_Exercise directions:_ Collect all lines from the records below that include the word "resistance".
·····
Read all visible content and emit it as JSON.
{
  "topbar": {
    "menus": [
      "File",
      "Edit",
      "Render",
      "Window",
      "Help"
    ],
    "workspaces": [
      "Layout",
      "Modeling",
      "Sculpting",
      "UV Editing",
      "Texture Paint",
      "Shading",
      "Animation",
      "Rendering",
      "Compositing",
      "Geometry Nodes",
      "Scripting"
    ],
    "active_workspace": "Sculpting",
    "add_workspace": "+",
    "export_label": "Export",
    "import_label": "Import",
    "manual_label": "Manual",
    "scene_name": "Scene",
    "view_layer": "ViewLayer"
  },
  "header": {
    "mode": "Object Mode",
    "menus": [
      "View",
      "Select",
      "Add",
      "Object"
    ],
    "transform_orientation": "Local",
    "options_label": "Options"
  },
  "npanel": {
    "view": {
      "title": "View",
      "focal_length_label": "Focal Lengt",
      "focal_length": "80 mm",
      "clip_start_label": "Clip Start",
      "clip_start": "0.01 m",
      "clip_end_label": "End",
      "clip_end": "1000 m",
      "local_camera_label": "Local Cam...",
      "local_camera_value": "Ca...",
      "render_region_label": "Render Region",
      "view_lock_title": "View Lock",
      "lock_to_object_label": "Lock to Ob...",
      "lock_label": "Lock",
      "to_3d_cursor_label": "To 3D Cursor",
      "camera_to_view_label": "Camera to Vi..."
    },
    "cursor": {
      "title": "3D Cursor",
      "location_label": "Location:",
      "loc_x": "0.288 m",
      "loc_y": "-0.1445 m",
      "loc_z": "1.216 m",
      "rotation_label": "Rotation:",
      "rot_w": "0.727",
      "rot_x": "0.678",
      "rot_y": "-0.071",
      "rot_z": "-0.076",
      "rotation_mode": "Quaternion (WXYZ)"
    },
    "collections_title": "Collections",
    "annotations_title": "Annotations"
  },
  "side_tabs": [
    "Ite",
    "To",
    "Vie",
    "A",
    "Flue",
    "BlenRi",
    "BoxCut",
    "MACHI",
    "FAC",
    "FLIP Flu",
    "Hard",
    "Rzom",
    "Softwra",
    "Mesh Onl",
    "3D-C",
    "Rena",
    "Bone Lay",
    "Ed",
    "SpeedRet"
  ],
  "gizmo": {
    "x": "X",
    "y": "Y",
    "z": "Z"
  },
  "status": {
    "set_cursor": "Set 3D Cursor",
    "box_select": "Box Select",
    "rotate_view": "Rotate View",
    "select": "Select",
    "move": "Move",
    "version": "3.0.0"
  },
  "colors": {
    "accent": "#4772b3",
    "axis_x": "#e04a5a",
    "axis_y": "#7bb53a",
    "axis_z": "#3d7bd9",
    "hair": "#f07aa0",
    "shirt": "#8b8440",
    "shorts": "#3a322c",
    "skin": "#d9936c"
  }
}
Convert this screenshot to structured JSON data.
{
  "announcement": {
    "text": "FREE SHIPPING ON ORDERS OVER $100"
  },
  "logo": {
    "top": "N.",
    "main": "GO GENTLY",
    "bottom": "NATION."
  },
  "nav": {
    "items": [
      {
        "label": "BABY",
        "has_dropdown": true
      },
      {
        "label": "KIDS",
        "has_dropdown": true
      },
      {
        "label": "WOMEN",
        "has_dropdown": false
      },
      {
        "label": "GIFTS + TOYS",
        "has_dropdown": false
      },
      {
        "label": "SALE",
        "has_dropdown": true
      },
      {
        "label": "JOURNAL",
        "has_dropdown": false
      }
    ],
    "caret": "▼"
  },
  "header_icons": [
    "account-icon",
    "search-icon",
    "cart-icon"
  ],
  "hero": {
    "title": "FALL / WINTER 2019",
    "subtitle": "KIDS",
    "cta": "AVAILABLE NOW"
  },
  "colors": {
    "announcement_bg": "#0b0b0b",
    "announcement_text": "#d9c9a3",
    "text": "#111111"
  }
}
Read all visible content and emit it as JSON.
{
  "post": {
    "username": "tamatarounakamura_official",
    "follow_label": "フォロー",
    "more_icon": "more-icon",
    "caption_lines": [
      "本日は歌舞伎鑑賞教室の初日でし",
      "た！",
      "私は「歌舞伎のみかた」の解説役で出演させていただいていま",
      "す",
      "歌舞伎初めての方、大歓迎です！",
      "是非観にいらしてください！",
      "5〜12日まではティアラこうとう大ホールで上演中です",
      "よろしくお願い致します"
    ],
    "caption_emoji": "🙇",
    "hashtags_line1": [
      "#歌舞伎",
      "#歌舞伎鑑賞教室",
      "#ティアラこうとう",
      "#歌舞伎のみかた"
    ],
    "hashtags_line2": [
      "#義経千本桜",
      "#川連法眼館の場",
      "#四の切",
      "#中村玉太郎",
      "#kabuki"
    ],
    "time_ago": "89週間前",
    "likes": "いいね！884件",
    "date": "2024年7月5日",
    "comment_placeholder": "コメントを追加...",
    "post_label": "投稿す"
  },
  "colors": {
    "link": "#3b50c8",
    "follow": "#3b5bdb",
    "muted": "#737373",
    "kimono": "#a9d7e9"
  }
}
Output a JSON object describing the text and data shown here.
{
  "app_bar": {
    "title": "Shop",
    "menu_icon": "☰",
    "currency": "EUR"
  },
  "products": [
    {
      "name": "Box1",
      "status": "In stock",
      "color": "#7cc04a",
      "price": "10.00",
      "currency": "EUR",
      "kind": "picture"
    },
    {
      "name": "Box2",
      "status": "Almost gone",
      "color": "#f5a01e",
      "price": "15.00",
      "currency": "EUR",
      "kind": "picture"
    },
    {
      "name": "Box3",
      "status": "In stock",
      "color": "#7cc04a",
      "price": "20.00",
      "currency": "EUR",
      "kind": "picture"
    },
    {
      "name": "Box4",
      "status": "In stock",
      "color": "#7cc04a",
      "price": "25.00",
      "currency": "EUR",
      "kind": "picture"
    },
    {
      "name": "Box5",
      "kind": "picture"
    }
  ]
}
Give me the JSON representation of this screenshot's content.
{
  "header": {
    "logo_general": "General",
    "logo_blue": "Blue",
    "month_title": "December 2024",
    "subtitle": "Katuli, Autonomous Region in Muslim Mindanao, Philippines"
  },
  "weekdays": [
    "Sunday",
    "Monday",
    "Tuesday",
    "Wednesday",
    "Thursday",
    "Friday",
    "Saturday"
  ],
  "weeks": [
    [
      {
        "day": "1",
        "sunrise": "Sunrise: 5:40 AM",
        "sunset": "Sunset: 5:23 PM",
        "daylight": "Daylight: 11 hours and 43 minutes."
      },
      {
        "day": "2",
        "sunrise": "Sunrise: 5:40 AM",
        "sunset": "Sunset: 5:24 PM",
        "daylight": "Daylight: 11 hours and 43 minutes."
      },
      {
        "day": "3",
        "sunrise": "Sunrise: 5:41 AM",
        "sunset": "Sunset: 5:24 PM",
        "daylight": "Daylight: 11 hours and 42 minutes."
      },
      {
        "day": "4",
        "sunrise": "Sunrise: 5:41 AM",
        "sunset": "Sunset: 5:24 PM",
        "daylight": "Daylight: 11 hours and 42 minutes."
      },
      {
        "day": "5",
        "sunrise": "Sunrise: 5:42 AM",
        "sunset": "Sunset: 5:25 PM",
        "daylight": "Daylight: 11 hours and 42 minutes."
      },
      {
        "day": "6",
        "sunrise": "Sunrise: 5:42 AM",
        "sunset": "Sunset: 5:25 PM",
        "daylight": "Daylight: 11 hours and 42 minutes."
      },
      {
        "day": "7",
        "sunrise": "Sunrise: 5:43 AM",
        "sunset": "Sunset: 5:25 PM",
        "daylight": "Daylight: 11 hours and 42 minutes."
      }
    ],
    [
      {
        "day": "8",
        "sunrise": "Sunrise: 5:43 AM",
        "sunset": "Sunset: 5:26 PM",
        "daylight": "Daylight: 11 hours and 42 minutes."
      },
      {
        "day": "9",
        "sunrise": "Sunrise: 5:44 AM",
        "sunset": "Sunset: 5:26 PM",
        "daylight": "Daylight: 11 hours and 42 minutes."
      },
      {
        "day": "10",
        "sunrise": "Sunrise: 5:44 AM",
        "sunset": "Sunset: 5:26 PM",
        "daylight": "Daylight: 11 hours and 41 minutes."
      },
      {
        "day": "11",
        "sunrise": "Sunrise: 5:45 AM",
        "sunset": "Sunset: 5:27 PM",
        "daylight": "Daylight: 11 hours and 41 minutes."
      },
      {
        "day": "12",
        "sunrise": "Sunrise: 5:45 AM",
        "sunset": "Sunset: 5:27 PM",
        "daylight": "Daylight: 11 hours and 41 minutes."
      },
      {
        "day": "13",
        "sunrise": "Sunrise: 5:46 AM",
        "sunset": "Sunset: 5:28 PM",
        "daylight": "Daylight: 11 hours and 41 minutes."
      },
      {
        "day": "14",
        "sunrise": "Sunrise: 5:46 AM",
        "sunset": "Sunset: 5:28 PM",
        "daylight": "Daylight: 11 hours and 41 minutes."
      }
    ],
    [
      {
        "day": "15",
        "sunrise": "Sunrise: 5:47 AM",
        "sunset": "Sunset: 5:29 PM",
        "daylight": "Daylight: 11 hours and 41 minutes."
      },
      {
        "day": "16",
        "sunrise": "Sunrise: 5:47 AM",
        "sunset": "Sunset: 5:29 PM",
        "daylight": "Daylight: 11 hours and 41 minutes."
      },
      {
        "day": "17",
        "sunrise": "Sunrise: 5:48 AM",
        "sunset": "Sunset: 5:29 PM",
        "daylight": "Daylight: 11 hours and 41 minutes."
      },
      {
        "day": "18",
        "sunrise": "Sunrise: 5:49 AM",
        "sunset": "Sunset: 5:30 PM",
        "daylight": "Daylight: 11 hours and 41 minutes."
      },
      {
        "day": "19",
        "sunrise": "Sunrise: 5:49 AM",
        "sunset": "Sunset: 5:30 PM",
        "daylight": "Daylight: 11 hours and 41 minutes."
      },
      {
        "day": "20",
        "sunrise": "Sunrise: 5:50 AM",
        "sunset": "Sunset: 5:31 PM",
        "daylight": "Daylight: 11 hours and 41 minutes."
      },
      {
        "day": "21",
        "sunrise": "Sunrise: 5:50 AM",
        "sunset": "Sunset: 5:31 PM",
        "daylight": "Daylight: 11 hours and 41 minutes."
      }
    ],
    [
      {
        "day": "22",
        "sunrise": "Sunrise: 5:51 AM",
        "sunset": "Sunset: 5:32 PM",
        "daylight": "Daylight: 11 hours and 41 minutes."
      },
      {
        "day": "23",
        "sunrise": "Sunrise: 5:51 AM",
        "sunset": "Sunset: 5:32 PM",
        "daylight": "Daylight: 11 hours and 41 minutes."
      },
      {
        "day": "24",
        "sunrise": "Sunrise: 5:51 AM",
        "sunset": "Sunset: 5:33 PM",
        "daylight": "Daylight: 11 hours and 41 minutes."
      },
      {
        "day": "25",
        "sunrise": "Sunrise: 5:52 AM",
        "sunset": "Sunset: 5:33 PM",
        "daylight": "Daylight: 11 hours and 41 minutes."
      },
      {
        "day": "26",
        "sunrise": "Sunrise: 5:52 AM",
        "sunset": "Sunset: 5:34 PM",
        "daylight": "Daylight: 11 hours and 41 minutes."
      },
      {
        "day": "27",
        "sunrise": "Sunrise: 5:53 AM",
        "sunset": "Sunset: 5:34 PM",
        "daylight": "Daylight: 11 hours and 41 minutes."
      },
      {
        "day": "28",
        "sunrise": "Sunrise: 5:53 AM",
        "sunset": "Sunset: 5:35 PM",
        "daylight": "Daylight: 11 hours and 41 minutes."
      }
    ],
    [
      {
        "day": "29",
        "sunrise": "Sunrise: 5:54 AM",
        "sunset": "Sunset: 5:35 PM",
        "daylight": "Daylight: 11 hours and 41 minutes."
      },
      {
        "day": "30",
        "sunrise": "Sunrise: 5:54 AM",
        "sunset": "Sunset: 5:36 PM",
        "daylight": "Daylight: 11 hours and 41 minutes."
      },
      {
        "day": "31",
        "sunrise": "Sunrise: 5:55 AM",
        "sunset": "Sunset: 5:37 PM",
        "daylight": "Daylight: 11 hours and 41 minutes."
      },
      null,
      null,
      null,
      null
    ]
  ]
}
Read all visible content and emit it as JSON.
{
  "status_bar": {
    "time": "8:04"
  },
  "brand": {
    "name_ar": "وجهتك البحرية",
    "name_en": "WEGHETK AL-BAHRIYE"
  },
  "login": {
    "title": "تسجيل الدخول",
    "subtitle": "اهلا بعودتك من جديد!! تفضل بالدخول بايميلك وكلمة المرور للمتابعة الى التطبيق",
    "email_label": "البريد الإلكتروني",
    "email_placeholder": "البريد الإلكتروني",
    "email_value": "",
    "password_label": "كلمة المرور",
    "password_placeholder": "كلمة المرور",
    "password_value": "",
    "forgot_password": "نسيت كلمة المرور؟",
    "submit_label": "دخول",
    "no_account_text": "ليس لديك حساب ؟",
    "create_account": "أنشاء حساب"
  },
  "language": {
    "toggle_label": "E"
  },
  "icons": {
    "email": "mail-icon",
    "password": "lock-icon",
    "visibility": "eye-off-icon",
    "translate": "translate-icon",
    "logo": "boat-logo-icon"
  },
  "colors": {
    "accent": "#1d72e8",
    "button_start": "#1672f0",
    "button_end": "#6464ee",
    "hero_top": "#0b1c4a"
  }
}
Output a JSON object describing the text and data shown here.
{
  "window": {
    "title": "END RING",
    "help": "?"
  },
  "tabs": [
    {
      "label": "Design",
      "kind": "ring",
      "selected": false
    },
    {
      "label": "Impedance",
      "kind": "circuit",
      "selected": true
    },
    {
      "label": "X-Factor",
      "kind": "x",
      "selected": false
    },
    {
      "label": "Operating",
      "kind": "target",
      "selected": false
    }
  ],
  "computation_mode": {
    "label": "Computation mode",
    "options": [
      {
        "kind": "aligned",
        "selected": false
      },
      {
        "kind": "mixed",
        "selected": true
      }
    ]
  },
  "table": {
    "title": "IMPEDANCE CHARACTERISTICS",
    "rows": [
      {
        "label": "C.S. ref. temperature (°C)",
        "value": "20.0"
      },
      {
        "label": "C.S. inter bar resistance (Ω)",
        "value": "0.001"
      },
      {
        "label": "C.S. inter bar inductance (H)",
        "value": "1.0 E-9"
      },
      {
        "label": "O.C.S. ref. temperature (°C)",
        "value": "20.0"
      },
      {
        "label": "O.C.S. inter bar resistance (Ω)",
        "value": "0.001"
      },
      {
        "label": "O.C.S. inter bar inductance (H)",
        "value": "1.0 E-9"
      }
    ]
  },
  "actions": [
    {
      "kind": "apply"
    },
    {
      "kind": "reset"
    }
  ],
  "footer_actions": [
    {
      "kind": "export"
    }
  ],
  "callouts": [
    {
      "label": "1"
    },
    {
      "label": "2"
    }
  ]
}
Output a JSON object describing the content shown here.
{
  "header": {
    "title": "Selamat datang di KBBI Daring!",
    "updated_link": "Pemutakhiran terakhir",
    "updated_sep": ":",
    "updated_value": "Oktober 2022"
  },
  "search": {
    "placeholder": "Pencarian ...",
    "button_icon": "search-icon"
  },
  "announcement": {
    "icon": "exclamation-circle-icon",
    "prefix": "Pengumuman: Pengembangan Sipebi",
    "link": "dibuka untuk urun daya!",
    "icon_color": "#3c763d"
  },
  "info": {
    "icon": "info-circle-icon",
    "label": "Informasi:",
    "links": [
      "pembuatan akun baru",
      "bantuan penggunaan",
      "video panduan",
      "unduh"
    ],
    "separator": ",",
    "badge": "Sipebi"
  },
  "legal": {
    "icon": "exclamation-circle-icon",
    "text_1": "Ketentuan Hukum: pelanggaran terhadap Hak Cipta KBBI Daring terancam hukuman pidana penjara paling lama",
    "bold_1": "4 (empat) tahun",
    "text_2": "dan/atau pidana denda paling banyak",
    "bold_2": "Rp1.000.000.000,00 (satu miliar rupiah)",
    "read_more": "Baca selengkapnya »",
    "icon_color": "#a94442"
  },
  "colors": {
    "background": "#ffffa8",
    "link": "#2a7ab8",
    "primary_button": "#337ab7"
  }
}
·····
_Completed task:_
        "label": "C.S. inter bar resistance (Ω)",
        "label": "O.C.S. inter bar resistance (Ω)",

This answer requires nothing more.